* YOUR OBJECTIVE
From the entries below, count every line that contains the word "season". Please give the number and nothing else.

* GIVEN DATA
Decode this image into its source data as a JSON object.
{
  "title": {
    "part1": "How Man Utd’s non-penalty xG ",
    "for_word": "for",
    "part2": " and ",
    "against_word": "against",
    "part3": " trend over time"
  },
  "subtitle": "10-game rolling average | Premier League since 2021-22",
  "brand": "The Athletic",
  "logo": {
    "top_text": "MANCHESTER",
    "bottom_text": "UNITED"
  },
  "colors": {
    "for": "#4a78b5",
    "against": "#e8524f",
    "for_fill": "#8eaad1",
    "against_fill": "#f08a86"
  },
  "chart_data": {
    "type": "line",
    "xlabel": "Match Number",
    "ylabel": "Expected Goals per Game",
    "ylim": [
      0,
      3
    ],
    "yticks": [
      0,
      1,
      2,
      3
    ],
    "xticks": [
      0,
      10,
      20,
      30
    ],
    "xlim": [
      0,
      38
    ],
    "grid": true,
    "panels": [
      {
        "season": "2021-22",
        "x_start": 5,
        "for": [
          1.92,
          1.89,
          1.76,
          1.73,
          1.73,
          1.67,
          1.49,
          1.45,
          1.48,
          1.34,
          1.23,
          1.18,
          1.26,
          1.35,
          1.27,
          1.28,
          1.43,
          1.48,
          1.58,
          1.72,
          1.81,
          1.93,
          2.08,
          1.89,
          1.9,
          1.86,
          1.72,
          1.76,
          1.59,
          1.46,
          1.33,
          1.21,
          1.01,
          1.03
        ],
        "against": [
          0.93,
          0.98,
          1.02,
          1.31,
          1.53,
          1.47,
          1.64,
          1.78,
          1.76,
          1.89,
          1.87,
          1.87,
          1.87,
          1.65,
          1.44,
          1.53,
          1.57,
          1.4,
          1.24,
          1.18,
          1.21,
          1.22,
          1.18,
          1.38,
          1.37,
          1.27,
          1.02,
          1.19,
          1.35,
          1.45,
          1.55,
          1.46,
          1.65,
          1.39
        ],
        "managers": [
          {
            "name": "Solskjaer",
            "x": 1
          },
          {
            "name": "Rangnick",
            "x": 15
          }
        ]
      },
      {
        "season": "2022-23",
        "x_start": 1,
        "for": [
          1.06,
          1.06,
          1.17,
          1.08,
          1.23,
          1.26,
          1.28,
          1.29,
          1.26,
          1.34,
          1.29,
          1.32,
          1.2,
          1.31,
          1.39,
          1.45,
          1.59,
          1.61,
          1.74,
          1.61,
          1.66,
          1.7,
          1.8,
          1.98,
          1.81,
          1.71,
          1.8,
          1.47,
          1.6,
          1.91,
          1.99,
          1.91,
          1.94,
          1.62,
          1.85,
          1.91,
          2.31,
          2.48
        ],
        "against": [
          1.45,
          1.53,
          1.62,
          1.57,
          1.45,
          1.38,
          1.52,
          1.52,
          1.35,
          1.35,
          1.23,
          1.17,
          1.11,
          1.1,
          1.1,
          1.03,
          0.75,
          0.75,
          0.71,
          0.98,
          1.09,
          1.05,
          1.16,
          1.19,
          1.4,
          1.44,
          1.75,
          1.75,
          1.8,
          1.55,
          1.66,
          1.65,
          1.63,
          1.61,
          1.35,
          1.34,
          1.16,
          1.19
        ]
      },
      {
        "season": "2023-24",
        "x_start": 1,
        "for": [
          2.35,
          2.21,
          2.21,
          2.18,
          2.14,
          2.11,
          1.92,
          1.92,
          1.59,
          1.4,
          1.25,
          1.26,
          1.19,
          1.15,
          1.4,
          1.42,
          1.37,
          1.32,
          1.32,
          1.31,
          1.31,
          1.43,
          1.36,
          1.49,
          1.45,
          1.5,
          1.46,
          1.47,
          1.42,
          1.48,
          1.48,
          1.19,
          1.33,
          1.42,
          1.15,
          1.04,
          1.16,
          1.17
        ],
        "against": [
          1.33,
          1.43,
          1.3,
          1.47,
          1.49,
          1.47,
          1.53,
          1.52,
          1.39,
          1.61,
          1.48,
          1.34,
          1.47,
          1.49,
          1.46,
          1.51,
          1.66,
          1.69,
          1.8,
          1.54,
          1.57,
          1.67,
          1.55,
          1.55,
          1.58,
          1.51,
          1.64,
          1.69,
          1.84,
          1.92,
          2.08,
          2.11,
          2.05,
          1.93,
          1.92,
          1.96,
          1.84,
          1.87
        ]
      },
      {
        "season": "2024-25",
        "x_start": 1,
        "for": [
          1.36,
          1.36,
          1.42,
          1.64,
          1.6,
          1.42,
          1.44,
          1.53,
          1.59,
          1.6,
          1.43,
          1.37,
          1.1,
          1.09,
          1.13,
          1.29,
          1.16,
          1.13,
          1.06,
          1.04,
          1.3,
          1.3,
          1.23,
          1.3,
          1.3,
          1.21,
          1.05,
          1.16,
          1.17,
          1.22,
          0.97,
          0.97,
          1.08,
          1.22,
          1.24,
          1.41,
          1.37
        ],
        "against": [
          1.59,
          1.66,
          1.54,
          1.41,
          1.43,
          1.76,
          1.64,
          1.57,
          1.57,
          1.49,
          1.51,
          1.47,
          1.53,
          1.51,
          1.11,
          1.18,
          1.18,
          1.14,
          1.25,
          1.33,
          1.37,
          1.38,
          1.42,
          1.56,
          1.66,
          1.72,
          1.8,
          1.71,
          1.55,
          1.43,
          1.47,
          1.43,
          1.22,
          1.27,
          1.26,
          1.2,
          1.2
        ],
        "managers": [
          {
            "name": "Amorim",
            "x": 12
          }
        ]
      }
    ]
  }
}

* EXERCISE SOLUTION
4